SOURCE RECORDS:

>>>

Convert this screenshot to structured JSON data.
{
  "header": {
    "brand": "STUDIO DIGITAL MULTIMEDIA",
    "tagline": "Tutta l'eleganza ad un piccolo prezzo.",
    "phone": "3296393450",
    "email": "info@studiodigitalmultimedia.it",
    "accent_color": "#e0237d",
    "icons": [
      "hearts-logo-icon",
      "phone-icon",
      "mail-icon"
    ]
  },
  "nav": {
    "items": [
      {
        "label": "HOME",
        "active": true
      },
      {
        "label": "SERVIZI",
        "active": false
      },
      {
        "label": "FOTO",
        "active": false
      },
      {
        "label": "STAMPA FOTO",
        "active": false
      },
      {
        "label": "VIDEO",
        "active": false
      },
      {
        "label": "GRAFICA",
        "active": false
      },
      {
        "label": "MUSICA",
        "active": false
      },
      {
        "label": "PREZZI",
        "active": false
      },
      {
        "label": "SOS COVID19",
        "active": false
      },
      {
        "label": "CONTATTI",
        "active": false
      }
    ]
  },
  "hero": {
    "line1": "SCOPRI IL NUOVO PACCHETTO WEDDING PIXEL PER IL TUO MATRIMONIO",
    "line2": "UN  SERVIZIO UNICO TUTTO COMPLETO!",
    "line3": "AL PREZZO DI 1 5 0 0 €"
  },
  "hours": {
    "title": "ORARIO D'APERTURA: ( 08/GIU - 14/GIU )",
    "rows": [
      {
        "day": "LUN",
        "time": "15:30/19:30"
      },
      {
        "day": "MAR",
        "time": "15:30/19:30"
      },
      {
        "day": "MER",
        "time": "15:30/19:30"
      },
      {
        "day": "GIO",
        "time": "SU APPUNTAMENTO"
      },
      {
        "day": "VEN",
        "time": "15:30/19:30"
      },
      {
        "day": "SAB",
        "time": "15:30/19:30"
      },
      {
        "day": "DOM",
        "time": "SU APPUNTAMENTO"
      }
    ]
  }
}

<<<

Give the count of lines in the records that contain "label", and no other text.

WRITTEN REPLY:
10